[start]

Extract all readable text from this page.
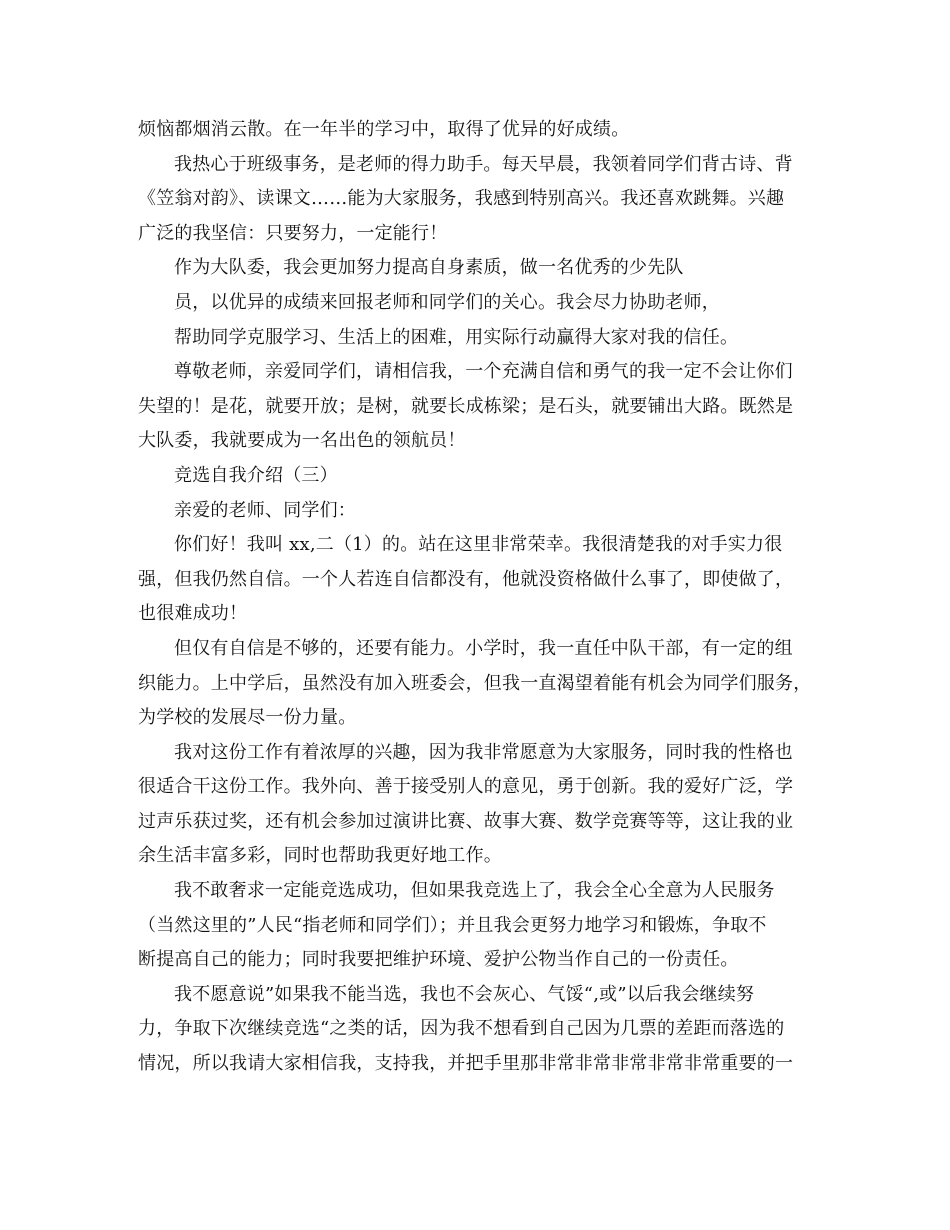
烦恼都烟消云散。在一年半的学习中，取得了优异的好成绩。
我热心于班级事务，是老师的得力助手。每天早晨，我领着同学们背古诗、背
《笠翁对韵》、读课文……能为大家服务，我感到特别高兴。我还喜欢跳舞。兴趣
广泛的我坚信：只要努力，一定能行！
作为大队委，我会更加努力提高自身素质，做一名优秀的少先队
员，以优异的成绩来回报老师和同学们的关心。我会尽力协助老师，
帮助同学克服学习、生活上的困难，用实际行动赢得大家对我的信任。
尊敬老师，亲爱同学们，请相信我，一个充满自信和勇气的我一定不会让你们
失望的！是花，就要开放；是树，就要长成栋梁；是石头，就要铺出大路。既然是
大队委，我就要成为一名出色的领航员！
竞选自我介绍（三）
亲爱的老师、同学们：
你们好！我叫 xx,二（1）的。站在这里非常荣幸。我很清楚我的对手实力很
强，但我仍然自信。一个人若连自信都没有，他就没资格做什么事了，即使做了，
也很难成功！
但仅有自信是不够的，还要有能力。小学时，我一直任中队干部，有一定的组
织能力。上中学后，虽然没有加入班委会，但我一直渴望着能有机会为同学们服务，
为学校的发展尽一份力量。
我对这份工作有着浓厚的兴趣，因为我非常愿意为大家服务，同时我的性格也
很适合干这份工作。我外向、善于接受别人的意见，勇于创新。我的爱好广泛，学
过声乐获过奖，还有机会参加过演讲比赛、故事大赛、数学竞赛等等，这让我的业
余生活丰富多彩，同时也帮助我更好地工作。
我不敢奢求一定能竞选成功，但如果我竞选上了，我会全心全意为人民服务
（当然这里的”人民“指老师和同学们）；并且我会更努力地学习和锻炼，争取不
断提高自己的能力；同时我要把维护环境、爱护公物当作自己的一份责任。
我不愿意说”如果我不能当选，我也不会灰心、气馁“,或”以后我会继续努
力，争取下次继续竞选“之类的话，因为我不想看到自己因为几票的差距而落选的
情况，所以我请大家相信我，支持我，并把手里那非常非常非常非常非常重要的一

[end]
[start]

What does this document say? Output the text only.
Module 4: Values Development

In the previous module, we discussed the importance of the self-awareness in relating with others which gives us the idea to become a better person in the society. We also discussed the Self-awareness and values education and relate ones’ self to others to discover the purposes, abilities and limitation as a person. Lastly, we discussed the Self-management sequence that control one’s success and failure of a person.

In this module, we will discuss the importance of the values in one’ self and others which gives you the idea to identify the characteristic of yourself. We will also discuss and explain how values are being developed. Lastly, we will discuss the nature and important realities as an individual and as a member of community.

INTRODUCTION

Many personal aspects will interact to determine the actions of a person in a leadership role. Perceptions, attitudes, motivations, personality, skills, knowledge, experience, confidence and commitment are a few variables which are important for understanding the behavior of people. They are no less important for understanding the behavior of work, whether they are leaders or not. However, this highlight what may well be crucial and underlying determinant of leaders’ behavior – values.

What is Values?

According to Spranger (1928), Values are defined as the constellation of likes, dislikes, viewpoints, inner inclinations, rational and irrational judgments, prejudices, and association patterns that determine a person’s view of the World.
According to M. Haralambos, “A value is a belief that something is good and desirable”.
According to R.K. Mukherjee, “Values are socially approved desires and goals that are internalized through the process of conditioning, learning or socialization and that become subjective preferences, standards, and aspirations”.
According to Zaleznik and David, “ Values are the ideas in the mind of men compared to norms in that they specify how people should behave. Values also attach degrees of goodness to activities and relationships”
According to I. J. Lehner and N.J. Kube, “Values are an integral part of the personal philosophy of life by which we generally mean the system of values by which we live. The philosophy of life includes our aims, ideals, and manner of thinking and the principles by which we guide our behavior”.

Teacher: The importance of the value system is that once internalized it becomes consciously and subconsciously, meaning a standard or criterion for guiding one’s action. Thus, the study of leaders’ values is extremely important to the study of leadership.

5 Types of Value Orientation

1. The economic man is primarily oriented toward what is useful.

[end]
[start]

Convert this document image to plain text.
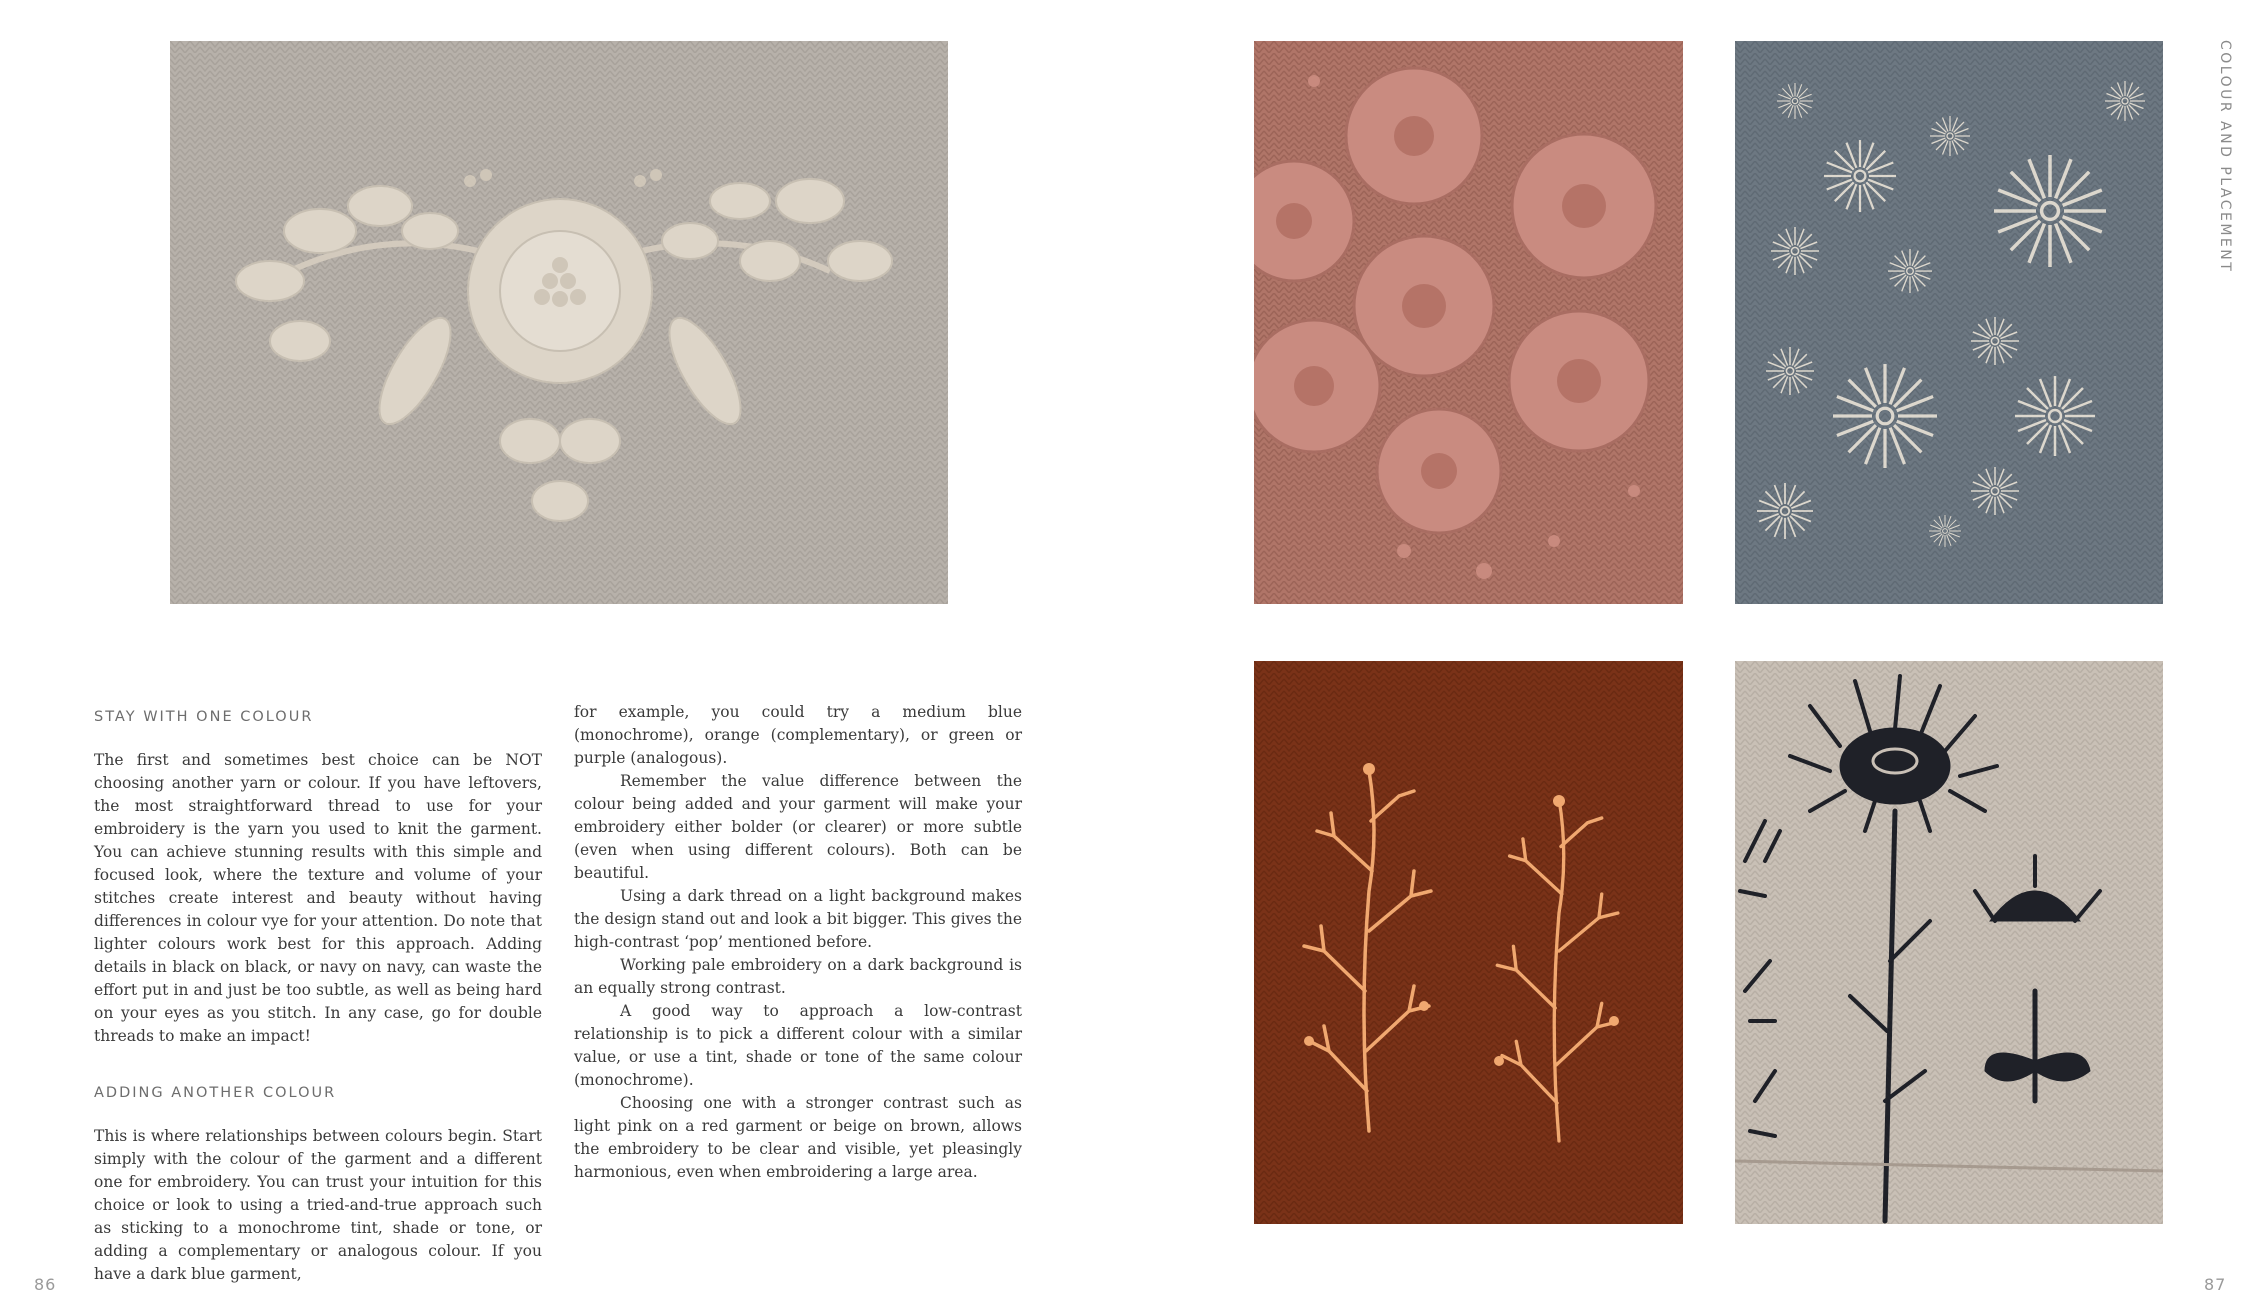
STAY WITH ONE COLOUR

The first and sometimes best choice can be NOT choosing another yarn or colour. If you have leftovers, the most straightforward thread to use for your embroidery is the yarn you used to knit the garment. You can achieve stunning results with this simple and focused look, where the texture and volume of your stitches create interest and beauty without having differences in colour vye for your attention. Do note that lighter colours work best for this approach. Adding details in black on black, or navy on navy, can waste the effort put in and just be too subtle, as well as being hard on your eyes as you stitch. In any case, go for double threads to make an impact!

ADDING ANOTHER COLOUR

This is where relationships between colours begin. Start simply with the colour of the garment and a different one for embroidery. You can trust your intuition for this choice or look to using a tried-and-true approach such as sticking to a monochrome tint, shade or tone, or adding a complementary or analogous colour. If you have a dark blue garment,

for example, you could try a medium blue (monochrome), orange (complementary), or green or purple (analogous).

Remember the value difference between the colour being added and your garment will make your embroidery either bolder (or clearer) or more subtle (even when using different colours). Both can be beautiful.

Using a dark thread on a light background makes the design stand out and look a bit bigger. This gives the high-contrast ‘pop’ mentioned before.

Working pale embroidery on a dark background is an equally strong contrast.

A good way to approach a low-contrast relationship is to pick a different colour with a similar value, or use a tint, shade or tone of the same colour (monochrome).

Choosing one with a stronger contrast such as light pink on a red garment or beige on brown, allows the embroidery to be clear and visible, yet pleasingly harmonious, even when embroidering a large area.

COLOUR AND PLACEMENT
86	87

[end]

Note each line of the entries that has "personal" in it, and copy those lines.

Many personal aspects will interact to determine the actions of a person in a leadership role. Perceptions, attitudes, motivations, personality, skills, knowledge, experience, confidence and commitment are a few variables which are important for understanding the behavior of people. They are no less important for understanding the behavior of work, whether they are leaders or not. However, this highlight what may well be crucial and underlying determinant of leaders’ behavior – values.
According to I. J. Lehner and N.J. Kube, “Values are an integral part of the personal philosophy of life by which we generally mean the system of values by which we live. The philosophy of life includes our aims, ideals, and manner of thinking and the principles by which we guide our behavior”.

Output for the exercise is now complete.